[Start Available data]
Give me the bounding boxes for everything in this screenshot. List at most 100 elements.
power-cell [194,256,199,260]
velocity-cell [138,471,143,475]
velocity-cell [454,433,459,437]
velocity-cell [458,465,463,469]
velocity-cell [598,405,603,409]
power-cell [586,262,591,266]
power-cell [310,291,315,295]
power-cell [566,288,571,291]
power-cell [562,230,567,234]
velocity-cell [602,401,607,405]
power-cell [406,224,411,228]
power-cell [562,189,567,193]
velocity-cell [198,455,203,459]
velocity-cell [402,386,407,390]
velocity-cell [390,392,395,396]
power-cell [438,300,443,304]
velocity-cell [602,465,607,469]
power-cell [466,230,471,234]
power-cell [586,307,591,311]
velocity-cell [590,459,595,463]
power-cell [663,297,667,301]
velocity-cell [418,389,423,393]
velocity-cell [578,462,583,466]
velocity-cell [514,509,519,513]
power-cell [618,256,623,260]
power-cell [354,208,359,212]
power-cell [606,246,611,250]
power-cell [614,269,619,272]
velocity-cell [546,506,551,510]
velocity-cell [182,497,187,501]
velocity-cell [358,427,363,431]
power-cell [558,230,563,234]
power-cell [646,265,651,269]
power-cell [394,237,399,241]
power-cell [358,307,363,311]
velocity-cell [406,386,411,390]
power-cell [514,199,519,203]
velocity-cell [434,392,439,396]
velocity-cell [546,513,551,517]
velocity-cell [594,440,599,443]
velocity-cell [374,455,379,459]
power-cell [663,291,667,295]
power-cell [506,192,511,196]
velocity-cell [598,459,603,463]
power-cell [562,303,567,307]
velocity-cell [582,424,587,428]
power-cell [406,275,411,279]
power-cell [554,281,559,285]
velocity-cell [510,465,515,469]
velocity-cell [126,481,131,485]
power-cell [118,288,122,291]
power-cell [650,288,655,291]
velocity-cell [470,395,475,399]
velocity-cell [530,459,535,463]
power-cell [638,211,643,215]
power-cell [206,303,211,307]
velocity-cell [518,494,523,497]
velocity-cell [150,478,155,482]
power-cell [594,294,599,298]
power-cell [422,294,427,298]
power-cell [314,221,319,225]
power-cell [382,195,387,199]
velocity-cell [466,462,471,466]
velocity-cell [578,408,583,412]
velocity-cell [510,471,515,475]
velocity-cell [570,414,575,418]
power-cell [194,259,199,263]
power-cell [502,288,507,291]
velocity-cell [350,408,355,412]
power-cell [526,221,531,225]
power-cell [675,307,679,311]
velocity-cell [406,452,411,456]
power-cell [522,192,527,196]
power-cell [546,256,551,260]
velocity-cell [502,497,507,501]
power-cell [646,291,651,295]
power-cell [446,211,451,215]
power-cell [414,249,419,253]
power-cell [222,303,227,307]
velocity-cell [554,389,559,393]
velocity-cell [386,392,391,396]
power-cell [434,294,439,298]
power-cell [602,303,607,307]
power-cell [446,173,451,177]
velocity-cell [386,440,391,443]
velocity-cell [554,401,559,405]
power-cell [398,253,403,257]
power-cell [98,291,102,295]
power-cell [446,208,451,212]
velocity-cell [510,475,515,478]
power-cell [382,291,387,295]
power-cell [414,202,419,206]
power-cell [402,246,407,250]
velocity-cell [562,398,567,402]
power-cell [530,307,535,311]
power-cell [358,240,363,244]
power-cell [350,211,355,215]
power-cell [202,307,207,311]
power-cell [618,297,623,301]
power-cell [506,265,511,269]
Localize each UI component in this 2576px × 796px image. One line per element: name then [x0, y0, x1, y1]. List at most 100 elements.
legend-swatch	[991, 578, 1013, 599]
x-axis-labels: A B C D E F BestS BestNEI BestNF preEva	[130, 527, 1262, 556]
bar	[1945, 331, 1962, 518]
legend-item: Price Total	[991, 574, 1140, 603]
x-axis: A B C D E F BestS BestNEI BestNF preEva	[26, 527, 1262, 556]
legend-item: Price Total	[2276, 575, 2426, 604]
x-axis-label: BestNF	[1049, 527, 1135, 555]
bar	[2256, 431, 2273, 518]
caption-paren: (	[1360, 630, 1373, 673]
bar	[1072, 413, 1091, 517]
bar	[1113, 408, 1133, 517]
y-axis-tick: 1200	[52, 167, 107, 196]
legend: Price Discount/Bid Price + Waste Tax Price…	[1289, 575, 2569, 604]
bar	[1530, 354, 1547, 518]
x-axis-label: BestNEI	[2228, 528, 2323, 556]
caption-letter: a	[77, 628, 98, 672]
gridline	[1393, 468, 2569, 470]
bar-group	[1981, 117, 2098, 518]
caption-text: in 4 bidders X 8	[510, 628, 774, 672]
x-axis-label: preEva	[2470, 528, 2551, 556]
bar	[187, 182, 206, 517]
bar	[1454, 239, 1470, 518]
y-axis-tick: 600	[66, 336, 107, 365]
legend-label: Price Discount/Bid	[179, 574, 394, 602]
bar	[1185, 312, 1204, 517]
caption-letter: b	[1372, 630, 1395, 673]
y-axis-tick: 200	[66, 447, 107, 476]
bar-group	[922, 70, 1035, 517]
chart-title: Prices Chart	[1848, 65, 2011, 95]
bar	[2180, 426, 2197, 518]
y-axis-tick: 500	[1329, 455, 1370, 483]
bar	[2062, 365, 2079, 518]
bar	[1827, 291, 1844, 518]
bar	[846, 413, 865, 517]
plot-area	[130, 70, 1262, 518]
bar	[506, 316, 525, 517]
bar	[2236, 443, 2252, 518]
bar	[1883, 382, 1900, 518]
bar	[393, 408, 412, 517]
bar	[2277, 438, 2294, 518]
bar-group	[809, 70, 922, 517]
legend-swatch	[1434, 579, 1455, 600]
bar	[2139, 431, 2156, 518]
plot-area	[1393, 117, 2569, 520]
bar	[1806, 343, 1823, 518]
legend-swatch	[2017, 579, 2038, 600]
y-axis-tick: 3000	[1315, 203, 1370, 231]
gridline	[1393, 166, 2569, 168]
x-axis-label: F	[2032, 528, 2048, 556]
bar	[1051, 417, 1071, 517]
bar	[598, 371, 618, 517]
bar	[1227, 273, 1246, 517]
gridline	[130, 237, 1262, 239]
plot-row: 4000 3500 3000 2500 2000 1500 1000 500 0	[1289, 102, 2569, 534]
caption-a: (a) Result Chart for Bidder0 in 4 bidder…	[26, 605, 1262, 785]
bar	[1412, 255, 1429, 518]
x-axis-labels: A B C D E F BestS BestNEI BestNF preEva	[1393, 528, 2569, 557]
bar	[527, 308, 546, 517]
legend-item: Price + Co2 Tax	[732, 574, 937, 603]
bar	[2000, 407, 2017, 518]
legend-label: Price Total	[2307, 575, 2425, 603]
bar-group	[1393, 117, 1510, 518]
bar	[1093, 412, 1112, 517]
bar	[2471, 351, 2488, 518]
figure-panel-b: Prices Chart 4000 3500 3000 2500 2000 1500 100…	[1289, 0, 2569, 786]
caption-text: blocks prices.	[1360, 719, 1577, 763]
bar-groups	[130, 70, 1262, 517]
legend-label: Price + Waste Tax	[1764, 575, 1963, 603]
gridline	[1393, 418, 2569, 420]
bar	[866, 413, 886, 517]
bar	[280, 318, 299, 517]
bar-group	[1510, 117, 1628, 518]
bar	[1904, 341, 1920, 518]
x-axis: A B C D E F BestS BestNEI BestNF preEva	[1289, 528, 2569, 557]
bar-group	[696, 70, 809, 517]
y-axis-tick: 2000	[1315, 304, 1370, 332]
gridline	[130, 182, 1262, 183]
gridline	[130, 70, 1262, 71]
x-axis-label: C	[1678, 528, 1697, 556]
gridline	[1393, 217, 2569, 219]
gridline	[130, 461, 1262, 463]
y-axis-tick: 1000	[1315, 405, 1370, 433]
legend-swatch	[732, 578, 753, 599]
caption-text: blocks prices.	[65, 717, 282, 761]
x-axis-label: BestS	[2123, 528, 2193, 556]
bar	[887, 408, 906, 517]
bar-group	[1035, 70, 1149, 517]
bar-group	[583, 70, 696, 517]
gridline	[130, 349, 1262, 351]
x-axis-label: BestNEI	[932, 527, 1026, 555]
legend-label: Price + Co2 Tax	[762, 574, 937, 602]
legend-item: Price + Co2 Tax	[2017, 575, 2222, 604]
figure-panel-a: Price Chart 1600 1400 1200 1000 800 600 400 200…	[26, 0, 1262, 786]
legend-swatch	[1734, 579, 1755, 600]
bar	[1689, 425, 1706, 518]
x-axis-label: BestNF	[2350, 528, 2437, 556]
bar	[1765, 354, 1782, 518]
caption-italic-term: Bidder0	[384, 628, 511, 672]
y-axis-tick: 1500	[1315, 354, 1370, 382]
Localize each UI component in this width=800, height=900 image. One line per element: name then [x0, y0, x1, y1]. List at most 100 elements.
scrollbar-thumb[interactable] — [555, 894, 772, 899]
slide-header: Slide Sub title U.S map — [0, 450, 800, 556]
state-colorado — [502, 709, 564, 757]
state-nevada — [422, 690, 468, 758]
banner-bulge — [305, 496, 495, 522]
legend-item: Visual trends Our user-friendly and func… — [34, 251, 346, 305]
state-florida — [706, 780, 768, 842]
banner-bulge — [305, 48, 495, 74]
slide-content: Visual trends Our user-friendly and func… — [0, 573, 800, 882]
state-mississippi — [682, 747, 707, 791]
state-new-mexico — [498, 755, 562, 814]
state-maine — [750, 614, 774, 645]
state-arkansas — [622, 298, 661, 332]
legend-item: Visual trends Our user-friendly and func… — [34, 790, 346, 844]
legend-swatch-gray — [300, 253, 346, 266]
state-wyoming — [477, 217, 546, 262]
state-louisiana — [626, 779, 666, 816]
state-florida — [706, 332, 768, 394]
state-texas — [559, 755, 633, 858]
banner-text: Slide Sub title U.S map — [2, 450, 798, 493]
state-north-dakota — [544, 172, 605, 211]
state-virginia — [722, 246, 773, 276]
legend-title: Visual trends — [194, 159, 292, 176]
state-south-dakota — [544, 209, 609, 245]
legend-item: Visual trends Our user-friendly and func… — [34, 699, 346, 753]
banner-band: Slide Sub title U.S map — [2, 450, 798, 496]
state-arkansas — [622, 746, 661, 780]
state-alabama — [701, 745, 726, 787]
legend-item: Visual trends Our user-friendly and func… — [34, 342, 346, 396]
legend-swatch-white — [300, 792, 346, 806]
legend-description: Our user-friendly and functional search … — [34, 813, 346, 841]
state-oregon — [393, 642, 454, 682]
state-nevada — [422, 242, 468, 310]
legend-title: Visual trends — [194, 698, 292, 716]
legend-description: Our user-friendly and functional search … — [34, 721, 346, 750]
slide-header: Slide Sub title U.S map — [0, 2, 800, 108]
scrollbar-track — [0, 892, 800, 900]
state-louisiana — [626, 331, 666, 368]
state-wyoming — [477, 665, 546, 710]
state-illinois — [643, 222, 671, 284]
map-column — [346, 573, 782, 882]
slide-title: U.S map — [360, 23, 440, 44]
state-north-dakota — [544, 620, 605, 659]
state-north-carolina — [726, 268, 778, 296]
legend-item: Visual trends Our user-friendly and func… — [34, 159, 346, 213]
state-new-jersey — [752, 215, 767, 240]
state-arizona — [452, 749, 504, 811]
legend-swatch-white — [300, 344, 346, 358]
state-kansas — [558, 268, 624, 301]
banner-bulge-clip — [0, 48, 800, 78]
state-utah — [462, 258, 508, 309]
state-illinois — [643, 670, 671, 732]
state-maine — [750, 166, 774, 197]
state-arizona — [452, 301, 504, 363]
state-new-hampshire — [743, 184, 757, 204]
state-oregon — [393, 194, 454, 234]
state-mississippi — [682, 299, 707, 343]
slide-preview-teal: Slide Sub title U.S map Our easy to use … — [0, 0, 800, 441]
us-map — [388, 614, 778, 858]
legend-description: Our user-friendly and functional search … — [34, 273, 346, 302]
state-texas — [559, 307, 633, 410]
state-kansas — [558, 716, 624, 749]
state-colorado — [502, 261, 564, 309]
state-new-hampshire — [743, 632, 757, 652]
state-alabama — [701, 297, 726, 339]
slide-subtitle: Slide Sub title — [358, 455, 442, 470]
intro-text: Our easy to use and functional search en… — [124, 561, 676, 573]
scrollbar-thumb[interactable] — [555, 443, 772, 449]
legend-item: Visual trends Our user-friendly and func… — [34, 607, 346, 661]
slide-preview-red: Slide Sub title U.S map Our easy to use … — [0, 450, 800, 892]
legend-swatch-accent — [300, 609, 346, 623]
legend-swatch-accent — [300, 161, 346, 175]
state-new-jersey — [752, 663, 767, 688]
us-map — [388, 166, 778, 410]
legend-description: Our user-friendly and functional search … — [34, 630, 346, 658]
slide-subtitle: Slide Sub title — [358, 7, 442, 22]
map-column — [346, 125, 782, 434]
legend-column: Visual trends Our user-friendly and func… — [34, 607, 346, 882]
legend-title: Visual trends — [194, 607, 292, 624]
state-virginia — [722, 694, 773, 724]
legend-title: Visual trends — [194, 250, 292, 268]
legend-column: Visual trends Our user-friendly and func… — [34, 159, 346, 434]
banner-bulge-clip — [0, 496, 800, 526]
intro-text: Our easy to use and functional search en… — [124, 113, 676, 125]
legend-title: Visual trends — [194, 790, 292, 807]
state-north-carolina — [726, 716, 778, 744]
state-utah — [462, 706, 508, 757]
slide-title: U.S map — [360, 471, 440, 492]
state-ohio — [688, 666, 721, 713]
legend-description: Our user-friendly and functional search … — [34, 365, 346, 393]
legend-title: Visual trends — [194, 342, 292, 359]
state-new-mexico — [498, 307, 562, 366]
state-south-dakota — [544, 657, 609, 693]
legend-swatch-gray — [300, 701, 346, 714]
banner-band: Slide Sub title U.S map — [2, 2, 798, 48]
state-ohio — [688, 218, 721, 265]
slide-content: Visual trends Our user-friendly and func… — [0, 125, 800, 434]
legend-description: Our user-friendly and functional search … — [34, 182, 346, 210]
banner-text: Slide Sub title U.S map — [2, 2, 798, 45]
[End Available data]
● Exercise task: Could you rewrite the material from its start through the line containing "velocity-cell [582,424,587,428]", inclusive, with every "power-cell" changed to "energy-cell" and everything else left the same?

● Exercise output:
Give me the bounding boxes for everything in this screenshot. List at most 100 elements.
energy-cell [194,256,199,260]
velocity-cell [138,471,143,475]
velocity-cell [454,433,459,437]
velocity-cell [458,465,463,469]
velocity-cell [598,405,603,409]
energy-cell [586,262,591,266]
energy-cell [310,291,315,295]
energy-cell [566,288,571,291]
energy-cell [562,230,567,234]
velocity-cell [602,401,607,405]
energy-cell [406,224,411,228]
energy-cell [562,189,567,193]
velocity-cell [198,455,203,459]
velocity-cell [402,386,407,390]
velocity-cell [390,392,395,396]
energy-cell [438,300,443,304]
velocity-cell [602,465,607,469]
energy-cell [466,230,471,234]
energy-cell [586,307,591,311]
velocity-cell [590,459,595,463]
energy-cell [663,297,667,301]
velocity-cell [418,389,423,393]
velocity-cell [578,462,583,466]
velocity-cell [514,509,519,513]
energy-cell [618,256,623,260]
energy-cell [354,208,359,212]
energy-cell [606,246,611,250]
energy-cell [614,269,619,272]
velocity-cell [546,506,551,510]
velocity-cell [182,497,187,501]
velocity-cell [358,427,363,431]
energy-cell [558,230,563,234]
energy-cell [646,265,651,269]
energy-cell [394,237,399,241]
energy-cell [358,307,363,311]
velocity-cell [406,386,411,390]
energy-cell [514,199,519,203]
velocity-cell [434,392,439,396]
velocity-cell [546,513,551,517]
velocity-cell [594,440,599,443]
velocity-cell [374,455,379,459]
energy-cell [663,291,667,295]
energy-cell [506,192,511,196]
velocity-cell [598,459,603,463]
energy-cell [562,303,567,307]
velocity-cell [582,424,587,428]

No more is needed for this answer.